-------- INFORMATION SUPPLIED

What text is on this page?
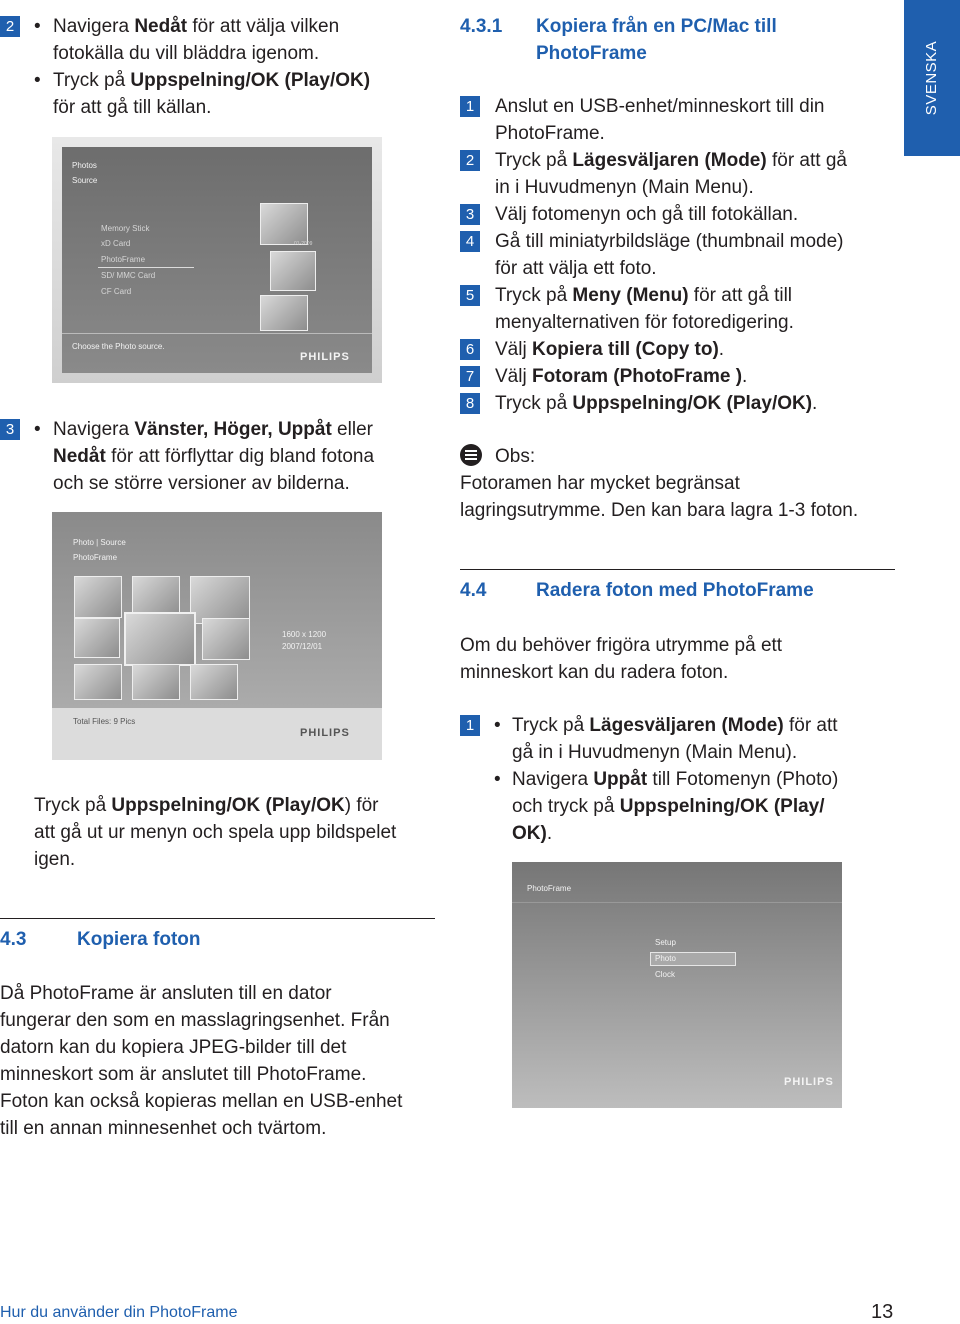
SVENSKA
2	• Navigera Nedåt för att välja vilken
fotokälla du vill bläddra igenom.
• Tryck på Uppspelning/OK (Play/OK)
för att gå till källan.
Photos
Source
Memory Stick
xD Card
PhotoFrame
SD/ MMC Card
CF Card
Choose the Photo source.
PHILIPS
01-2009
3	• Navigera Vänster, Höger, Uppåt eller
Nedåt för att förflyttar dig bland fotona
och se större versioner av bilderna.
Photo | Source
PhotoFrame
1600 x 1200
2007/12/01
Total Files: 9 Pics
PHILIPS
Tryck på Uppspelning/OK (Play/OK) för
att gå ut ur menyn och spela upp bildspelet
igen.
4.3	Kopiera foton
Då PhotoFrame är ansluten till en dator
fungerar den som en masslagringsenhet. Från
datorn kan du kopiera JPEG-bilder till det
minneskort som är anslutet till PhotoFrame.
Foton kan också kopieras mellan en USB-enhet
till en annan minnesenhet och tvärtom.
4.3.1 Kopiera från en PC/Mac till
PhotoFrame
1	Anslut en USB-enhet/minneskort till din
PhotoFrame.
2	Tryck på Lägesväljaren (Mode) för att gå
in i Huvudmenyn (Main Menu).
3	Välj fotomenyn och gå till fotokällan.
4	Gå till miniatyrbildsläge (thumbnail mode)
för att välja ett foto.
5	Tryck på Meny (Menu) för att gå till
menyalternativen för fotoredigering.
6	Välj Kopiera till (Copy to).
7	Välj Fotoram (PhotoFrame ).
8	Tryck på Uppspelning/OK (Play/OK).
Obs:
Fotoramen har mycket begränsat
lagringsutrymme. Den kan bara lagra 1-3 foton.
4.4	Radera foton med PhotoFrame
Om du behöver frigöra utrymme på ett
minneskort kan du radera foton.
1	• Tryck på Lägesväljaren (Mode) för att
gå in i Huvudmenyn (Main Menu).
• Navigera Uppåt till Fotomenyn (Photo)
och tryck på Uppspelning/OK (Play/
OK).
PhotoFrame
Setup
Photo
Clock
PHILIPS
Hur du använder din PhotoFrame	13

----------------

= WHAT YOU NEED TO DO =
Your task is a word-for-word transcription of the entries, leaving out all pictures.

= TASK SOLUTION =
What text is on this page?
SVENSKA
2	• Navigera Nedåt för att välja vilken
fotokälla du vill bläddra igenom.
• Tryck på Uppspelning/OK (Play/OK)
för att gå till källan.
Photos
Source
Memory Stick
xD Card
PhotoFrame
SD/ MMC Card
CF Card
Choose the Photo source.
PHILIPS
01-2009
3	• Navigera Vänster, Höger, Uppåt eller
Nedåt för att förflyttar dig bland fotona
och se större versioner av bilderna.
Photo | Source
PhotoFrame
1600 x 1200
2007/12/01
Total Files: 9 Pics
PHILIPS
Tryck på Uppspelning/OK (Play/OK) för
att gå ut ur menyn och spela upp bildspelet
igen.
4.3	Kopiera foton
Då PhotoFrame är ansluten till en dator
fungerar den som en masslagringsenhet. Från
datorn kan du kopiera JPEG-bilder till det
minneskort som är anslutet till PhotoFrame.
Foton kan också kopieras mellan en USB-enhet
till en annan minnesenhet och tvärtom.
4.3.1 Kopiera från en PC/Mac till
PhotoFrame
1	Anslut en USB-enhet/minneskort till din
PhotoFrame.
2	Tryck på Lägesväljaren (Mode) för att gå
in i Huvudmenyn (Main Menu).
3	Välj fotomenyn och gå till fotokällan.
4	Gå till miniatyrbildsläge (thumbnail mode)
för att välja ett foto.
5	Tryck på Meny (Menu) för att gå till
menyalternativen för fotoredigering.
6	Välj Kopiera till (Copy to).
7	Välj Fotoram (PhotoFrame ).
8	Tryck på Uppspelning/OK (Play/OK).
Obs:
Fotoramen har mycket begränsat
lagringsutrymme. Den kan bara lagra 1-3 foton.
4.4	Radera foton med PhotoFrame
Om du behöver frigöra utrymme på ett
minneskort kan du radera foton.
1	• Tryck på Lägesväljaren (Mode) för att
gå in i Huvudmenyn (Main Menu).
• Navigera Uppåt till Fotomenyn (Photo)
och tryck på Uppspelning/OK (Play/
OK).
PhotoFrame
Setup
Photo
Clock
PHILIPS
Hur du använder din PhotoFrame	13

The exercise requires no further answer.